Work to complete »
Go through the entries one line at a time, and gather every line that has the word "территории".

Task data »
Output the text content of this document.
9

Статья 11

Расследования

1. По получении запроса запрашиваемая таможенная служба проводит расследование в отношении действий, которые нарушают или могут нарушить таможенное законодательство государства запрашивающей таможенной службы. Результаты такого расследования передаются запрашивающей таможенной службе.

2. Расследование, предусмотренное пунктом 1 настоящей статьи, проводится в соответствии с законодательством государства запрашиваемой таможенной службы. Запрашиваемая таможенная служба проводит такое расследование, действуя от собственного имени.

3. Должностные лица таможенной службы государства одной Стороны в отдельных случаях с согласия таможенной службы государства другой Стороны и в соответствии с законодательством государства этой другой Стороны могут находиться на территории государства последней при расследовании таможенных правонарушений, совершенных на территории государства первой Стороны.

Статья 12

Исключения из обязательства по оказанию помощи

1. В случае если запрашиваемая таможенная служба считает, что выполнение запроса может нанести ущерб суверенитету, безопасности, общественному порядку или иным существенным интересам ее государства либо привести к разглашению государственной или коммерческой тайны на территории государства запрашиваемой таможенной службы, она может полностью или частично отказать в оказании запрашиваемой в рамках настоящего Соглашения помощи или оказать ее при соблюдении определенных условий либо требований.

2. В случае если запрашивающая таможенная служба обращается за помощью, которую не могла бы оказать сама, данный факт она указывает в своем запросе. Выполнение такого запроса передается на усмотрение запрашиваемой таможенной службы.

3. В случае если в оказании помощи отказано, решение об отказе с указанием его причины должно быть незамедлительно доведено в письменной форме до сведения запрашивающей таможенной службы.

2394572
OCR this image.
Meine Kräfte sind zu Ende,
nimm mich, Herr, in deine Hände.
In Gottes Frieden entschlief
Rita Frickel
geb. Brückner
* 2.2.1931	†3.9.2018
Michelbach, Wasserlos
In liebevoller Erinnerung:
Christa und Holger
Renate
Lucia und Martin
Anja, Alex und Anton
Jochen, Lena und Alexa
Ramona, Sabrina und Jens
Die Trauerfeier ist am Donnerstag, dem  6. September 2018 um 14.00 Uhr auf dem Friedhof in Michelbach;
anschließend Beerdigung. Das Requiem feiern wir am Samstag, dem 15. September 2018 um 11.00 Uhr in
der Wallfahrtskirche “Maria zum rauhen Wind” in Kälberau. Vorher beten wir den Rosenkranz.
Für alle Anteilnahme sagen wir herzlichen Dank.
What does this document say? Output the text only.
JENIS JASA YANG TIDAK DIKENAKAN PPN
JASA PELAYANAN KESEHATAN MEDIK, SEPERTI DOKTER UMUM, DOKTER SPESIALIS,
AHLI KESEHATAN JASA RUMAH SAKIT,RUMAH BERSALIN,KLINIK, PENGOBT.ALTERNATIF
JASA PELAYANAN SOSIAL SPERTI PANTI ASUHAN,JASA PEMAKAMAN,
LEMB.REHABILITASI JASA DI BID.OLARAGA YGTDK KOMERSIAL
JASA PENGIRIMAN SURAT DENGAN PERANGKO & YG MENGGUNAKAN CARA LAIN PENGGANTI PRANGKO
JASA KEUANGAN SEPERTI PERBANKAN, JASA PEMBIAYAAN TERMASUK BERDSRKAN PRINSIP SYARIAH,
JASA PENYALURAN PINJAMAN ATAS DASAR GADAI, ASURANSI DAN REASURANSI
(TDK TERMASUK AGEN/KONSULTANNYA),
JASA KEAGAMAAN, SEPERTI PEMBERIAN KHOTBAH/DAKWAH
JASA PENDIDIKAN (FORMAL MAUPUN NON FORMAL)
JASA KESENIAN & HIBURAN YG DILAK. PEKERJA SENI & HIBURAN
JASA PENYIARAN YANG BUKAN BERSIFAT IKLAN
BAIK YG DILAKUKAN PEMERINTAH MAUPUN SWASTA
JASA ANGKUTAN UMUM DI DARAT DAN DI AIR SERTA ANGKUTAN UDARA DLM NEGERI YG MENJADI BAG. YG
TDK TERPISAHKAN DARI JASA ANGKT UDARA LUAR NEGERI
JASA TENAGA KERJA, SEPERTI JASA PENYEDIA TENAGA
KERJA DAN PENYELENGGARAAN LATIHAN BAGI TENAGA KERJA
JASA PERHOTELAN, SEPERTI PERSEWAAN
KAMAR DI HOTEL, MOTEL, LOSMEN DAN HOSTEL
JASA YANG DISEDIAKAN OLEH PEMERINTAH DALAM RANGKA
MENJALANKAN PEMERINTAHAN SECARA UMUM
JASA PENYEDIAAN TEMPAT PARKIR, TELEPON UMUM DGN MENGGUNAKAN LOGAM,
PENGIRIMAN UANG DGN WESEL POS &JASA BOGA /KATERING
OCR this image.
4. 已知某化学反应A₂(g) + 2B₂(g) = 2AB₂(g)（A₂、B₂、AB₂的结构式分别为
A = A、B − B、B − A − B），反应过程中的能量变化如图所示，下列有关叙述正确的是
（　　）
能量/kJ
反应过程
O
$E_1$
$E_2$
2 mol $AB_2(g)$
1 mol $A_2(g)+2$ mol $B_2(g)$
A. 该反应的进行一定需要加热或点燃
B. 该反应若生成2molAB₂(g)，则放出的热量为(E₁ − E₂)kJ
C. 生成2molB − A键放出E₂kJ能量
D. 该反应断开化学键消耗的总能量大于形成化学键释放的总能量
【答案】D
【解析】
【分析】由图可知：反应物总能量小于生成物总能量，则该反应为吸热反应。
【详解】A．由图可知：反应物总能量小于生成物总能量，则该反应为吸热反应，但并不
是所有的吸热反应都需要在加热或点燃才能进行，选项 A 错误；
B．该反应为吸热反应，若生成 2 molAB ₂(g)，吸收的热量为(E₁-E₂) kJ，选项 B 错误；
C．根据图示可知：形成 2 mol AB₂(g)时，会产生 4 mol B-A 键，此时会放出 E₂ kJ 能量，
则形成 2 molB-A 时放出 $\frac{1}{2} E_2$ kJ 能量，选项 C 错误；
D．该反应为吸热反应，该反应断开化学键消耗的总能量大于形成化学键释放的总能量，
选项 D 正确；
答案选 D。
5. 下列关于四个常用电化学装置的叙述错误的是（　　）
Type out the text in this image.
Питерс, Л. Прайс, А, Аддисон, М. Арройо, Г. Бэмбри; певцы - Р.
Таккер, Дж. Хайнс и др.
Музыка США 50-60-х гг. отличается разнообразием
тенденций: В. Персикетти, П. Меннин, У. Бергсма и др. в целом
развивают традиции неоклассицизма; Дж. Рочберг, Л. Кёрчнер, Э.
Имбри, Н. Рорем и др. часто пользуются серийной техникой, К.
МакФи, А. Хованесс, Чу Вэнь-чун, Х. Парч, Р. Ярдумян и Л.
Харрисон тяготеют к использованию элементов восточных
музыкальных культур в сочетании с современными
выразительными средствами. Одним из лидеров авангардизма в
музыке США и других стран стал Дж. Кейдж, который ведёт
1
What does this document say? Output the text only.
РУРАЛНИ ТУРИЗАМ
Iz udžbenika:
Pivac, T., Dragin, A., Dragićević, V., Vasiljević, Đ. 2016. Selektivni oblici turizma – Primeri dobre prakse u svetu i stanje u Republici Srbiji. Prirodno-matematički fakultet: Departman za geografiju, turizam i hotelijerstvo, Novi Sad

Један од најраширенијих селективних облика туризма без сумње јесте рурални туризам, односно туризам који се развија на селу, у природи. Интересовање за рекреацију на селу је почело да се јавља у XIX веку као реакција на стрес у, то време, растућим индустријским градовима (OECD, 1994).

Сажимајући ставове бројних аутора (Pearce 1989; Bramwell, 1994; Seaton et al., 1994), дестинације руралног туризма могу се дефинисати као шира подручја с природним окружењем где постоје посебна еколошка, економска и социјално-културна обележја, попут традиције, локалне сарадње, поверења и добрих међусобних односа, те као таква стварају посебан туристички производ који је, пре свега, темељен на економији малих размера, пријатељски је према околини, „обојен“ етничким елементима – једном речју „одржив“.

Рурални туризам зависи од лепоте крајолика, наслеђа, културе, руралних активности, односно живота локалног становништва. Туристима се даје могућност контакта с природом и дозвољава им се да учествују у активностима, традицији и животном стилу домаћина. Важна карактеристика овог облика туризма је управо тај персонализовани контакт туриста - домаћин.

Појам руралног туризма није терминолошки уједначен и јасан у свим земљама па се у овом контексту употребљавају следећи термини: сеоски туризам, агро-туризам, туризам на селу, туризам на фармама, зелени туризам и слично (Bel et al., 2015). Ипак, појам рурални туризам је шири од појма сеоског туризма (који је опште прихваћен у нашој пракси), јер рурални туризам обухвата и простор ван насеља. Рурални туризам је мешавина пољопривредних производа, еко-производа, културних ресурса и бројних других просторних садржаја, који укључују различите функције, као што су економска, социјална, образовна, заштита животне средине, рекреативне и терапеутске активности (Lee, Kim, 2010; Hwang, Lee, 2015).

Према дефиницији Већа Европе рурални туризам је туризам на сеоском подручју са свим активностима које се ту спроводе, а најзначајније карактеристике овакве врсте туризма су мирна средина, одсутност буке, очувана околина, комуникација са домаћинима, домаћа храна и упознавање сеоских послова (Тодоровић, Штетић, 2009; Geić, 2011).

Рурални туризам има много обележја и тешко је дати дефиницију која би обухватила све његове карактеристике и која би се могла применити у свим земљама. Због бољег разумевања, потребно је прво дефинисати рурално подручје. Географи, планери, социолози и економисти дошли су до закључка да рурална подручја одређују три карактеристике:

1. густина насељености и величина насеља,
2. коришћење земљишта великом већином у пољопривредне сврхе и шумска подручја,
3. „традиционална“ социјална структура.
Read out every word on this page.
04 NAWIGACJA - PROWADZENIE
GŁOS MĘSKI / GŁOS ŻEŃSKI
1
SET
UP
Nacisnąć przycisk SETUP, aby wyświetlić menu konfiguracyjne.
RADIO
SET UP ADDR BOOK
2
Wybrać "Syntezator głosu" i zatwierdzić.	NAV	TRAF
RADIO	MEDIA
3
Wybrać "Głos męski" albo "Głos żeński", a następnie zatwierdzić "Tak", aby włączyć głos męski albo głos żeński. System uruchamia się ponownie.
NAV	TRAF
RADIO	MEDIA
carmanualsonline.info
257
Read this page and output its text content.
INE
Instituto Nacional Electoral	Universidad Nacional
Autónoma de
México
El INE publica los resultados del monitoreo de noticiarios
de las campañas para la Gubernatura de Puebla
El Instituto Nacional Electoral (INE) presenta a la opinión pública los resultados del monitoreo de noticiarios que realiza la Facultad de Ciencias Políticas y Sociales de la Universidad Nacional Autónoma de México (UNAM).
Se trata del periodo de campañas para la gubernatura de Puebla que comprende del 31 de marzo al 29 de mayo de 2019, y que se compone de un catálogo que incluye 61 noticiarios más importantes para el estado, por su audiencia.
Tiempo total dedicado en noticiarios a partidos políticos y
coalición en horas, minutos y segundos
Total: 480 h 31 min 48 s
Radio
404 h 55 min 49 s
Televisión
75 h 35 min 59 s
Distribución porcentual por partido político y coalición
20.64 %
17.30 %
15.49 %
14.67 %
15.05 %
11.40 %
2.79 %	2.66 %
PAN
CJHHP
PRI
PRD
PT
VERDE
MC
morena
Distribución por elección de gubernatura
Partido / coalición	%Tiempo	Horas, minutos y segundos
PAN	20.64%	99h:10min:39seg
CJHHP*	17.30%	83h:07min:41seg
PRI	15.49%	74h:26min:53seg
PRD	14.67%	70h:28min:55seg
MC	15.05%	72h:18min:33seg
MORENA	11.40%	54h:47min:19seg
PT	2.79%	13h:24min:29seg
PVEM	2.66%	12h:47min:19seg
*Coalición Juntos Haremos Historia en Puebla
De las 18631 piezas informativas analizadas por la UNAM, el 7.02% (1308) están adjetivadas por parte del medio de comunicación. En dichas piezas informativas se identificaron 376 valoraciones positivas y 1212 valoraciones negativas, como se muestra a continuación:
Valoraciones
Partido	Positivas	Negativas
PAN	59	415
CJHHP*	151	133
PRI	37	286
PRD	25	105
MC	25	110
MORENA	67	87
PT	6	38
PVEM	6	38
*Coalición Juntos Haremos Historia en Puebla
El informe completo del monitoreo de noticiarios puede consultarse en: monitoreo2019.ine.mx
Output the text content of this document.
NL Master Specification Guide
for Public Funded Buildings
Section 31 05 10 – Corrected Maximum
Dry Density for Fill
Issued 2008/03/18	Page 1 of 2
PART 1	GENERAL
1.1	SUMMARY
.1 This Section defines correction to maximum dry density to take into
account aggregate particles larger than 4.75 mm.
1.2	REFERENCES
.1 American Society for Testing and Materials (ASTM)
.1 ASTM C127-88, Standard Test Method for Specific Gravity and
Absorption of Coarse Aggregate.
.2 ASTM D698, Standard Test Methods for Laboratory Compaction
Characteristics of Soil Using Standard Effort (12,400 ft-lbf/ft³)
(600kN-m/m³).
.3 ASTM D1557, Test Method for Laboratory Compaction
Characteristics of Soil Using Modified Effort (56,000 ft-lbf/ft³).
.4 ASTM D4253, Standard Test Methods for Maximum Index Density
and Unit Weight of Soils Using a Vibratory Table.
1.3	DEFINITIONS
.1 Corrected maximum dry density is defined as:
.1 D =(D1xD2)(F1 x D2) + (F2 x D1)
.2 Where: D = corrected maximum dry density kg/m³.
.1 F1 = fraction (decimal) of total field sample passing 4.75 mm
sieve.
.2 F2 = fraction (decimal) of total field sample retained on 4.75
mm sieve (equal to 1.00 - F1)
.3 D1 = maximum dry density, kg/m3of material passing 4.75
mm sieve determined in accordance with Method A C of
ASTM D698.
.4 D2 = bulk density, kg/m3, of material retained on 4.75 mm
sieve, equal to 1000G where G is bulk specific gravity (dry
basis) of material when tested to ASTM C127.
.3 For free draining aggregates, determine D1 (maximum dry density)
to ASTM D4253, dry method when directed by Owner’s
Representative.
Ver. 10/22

Response to the exercise »
3. Должностные лица таможенной службы государства одной Стороны в отдельных случаях с согласия таможенной службы государства другой Стороны и в соответствии с законодательством государства этой другой Стороны могут находиться на территории государства последней при расследовании таможенных правонарушений, совершенных на территории государства первой Стороны.
1. В случае если запрашиваемая таможенная служба считает, что выполнение запроса может нанести ущерб суверенитету, безопасности, общественному порядку или иным существенным интересам ее государства либо привести к разглашению государственной или коммерческой тайны на территории государства запрашиваемой таможенной службы, она может полностью или частично отказать в оказании запрашиваемой в рамках настоящего Соглашения помощи или оказать ее при соблюдении определенных условий либо требований.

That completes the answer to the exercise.